Return, copied in full, each line below that contains the string "input".

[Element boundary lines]
»»
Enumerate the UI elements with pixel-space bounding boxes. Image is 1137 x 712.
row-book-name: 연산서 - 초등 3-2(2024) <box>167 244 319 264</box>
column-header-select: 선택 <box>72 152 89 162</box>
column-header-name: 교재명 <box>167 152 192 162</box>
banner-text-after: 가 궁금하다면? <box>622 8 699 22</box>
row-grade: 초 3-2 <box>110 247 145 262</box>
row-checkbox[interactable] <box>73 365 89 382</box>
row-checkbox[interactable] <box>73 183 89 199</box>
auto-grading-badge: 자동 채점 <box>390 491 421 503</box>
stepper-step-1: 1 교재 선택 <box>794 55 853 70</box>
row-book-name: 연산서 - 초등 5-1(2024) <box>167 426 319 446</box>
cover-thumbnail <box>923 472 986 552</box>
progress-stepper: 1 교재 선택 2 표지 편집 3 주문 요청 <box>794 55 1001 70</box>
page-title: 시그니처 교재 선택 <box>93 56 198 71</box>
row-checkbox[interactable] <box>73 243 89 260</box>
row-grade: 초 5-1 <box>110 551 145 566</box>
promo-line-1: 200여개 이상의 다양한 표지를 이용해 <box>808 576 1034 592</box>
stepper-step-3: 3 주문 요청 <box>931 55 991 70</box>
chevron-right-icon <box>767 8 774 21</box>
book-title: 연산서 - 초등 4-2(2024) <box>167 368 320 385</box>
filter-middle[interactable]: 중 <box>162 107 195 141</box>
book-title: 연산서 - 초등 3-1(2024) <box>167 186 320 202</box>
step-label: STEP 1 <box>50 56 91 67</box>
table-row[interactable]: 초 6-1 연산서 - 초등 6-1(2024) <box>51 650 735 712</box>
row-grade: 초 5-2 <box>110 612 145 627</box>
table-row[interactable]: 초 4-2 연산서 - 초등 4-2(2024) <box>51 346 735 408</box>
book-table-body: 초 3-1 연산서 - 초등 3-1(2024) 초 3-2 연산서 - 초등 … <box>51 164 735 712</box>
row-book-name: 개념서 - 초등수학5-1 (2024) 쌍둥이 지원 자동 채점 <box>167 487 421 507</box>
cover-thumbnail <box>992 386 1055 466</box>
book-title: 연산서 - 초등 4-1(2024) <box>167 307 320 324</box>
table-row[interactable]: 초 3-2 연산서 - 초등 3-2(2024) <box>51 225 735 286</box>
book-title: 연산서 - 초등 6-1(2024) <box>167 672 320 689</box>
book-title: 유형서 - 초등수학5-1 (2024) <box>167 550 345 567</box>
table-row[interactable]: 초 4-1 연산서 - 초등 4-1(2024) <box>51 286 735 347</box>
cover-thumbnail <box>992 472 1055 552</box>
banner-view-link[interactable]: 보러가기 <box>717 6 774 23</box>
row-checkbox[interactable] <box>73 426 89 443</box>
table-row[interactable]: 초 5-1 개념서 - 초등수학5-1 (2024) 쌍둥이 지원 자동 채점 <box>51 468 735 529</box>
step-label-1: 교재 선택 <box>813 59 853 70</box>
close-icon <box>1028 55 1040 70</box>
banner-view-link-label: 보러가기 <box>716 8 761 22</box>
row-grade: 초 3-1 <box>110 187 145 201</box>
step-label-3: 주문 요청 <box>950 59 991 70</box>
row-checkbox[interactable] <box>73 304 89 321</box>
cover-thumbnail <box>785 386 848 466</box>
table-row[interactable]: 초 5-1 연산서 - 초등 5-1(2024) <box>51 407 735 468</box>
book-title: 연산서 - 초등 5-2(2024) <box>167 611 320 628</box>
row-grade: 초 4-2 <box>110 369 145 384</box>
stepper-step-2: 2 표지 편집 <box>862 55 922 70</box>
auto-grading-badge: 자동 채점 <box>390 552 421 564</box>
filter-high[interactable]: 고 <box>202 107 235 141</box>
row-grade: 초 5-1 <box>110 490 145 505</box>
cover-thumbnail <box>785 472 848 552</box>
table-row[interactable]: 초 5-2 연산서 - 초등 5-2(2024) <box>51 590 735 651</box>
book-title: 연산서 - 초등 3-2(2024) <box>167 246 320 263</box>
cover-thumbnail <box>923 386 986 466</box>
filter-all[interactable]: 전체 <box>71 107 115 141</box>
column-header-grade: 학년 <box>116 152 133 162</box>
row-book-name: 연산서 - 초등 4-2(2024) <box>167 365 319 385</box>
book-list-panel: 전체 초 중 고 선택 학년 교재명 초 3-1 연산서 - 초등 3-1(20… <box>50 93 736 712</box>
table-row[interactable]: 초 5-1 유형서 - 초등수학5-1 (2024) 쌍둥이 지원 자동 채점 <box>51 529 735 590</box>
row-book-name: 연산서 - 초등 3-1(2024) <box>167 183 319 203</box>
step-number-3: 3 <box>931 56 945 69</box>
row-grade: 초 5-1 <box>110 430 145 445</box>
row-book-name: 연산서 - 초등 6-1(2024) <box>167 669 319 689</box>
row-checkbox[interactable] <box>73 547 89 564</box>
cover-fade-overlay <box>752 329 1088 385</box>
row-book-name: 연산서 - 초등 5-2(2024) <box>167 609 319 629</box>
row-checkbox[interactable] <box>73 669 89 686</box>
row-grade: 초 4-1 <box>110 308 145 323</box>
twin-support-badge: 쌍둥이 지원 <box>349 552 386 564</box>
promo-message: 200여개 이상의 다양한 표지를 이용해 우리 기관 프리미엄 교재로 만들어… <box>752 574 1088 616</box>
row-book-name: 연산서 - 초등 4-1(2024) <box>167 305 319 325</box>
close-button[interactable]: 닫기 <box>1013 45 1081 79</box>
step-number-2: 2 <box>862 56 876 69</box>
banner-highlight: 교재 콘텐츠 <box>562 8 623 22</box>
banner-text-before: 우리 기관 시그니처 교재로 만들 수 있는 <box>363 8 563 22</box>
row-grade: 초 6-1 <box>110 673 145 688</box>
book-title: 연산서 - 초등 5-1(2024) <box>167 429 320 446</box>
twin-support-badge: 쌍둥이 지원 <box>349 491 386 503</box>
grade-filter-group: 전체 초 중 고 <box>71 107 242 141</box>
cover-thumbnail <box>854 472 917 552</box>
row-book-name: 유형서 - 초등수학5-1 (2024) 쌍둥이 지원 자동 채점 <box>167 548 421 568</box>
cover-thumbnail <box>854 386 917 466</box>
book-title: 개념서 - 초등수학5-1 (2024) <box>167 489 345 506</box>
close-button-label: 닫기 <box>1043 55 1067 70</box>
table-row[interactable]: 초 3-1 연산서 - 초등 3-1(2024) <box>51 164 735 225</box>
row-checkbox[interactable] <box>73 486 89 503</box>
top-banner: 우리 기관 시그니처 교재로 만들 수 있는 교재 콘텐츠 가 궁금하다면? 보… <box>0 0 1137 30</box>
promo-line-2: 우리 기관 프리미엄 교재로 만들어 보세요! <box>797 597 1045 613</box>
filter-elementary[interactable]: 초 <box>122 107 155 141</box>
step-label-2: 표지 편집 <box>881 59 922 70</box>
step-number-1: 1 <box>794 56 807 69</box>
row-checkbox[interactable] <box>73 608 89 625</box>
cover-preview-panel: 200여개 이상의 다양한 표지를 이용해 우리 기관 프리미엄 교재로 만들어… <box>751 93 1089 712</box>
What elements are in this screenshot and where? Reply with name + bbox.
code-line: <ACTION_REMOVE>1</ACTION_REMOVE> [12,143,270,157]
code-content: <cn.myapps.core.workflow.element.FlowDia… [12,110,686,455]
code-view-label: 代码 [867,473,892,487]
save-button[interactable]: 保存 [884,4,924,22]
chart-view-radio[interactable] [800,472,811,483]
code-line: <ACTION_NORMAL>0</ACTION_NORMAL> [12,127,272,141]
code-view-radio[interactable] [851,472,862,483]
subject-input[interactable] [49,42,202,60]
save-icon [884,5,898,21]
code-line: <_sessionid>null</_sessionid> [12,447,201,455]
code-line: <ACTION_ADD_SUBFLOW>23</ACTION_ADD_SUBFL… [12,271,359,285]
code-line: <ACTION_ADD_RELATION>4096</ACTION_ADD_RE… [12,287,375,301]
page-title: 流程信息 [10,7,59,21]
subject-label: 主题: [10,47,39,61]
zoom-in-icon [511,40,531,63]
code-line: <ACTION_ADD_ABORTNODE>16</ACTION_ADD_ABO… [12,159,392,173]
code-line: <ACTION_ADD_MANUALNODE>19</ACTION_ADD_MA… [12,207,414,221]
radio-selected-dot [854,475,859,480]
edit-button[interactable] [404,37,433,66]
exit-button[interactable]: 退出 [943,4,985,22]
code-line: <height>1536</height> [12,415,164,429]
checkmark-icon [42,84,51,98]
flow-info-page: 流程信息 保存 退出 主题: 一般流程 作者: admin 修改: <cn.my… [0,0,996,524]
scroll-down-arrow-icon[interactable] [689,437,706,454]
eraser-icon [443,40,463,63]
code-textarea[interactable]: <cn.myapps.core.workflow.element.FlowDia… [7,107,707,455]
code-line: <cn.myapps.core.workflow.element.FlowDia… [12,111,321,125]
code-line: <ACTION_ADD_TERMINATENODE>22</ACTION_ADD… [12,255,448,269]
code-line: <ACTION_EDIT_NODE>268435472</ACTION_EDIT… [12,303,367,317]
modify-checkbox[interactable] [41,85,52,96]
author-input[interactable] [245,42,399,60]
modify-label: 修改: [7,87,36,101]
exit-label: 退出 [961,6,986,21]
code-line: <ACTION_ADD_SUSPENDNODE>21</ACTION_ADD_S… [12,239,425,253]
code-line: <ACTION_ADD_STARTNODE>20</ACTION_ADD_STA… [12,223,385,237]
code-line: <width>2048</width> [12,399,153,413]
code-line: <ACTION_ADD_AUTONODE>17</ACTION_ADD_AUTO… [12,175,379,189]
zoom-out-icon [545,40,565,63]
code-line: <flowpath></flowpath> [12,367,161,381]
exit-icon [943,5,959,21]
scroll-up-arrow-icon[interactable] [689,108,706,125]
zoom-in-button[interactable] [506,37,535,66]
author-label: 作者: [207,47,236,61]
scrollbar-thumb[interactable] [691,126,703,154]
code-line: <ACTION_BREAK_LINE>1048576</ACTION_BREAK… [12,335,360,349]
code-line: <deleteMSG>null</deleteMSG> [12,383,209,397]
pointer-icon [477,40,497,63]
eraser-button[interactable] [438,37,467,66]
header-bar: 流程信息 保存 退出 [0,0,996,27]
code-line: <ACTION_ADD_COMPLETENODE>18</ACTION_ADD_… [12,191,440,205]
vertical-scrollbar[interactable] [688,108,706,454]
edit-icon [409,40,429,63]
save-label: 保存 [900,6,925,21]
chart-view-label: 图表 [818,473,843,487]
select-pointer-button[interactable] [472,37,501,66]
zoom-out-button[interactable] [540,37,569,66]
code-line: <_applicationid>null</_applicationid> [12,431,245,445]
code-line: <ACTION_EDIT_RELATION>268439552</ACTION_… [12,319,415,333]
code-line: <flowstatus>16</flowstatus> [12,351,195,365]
««
— Response —
subject-input[interactable] [49,42,202,60]
author-input[interactable] [245,42,399,60]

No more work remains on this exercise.